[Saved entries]
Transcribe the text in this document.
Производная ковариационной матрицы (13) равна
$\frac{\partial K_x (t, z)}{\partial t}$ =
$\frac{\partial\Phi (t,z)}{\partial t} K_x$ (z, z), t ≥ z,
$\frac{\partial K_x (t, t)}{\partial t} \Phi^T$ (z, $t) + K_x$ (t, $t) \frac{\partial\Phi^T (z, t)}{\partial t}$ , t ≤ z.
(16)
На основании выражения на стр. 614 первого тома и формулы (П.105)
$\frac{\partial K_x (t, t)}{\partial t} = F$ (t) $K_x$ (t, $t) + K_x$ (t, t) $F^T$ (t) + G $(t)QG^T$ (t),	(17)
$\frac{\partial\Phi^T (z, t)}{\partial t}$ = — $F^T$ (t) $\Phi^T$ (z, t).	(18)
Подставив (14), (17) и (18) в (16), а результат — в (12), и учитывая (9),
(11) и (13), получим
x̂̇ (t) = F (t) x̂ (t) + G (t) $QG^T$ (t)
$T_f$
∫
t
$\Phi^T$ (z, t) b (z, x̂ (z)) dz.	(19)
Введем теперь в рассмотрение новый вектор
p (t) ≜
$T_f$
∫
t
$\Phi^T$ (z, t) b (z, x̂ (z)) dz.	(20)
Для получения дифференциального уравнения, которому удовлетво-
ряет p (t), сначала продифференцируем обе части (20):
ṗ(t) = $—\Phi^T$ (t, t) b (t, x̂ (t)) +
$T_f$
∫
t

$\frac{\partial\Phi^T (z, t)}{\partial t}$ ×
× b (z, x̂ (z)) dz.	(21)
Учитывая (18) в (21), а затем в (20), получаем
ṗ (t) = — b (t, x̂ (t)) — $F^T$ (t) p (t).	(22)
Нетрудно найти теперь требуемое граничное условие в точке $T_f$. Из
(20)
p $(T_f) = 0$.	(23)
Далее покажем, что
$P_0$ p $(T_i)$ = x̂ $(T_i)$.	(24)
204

SET EXERCISE: Set down the entries above again, word for word.

REPLY:
Transcribe the text in this document.
Производная ковариационной матрицы (13) равна
$\frac{\partial K_x (t, z)}{\partial t}$ =
$\frac{\partial\Phi (t,z)}{\partial t} K_x$ (z, z), t ≥ z,
$\frac{\partial K_x (t, t)}{\partial t} \Phi^T$ (z, $t) + K_x$ (t, $t) \frac{\partial\Phi^T (z, t)}{\partial t}$ , t ≤ z.
(16)
На основании выражения на стр. 614 первого тома и формулы (П.105)
$\frac{\partial K_x (t, t)}{\partial t} = F$ (t) $K_x$ (t, $t) + K_x$ (t, t) $F^T$ (t) + G $(t)QG^T$ (t),	(17)
$\frac{\partial\Phi^T (z, t)}{\partial t}$ = — $F^T$ (t) $\Phi^T$ (z, t).	(18)
Подставив (14), (17) и (18) в (16), а результат — в (12), и учитывая (9),
(11) и (13), получим
x̂̇ (t) = F (t) x̂ (t) + G (t) $QG^T$ (t)
$T_f$
∫
t
$\Phi^T$ (z, t) b (z, x̂ (z)) dz.	(19)
Введем теперь в рассмотрение новый вектор
p (t) ≜
$T_f$
∫
t
$\Phi^T$ (z, t) b (z, x̂ (z)) dz.	(20)
Для получения дифференциального уравнения, которому удовлетво-
ряет p (t), сначала продифференцируем обе части (20):
ṗ(t) = $—\Phi^T$ (t, t) b (t, x̂ (t)) +
$T_f$
∫
t

$\frac{\partial\Phi^T (z, t)}{\partial t}$ ×
× b (z, x̂ (z)) dz.	(21)
Учитывая (18) в (21), а затем в (20), получаем
ṗ (t) = — b (t, x̂ (t)) — $F^T$ (t) p (t).	(22)
Нетрудно найти теперь требуемое граничное условие в точке $T_f$. Из
(20)
p $(T_f) = 0$.	(23)
Далее покажем, что
$P_0$ p $(T_i)$ = x̂ $(T_i)$.	(24)
204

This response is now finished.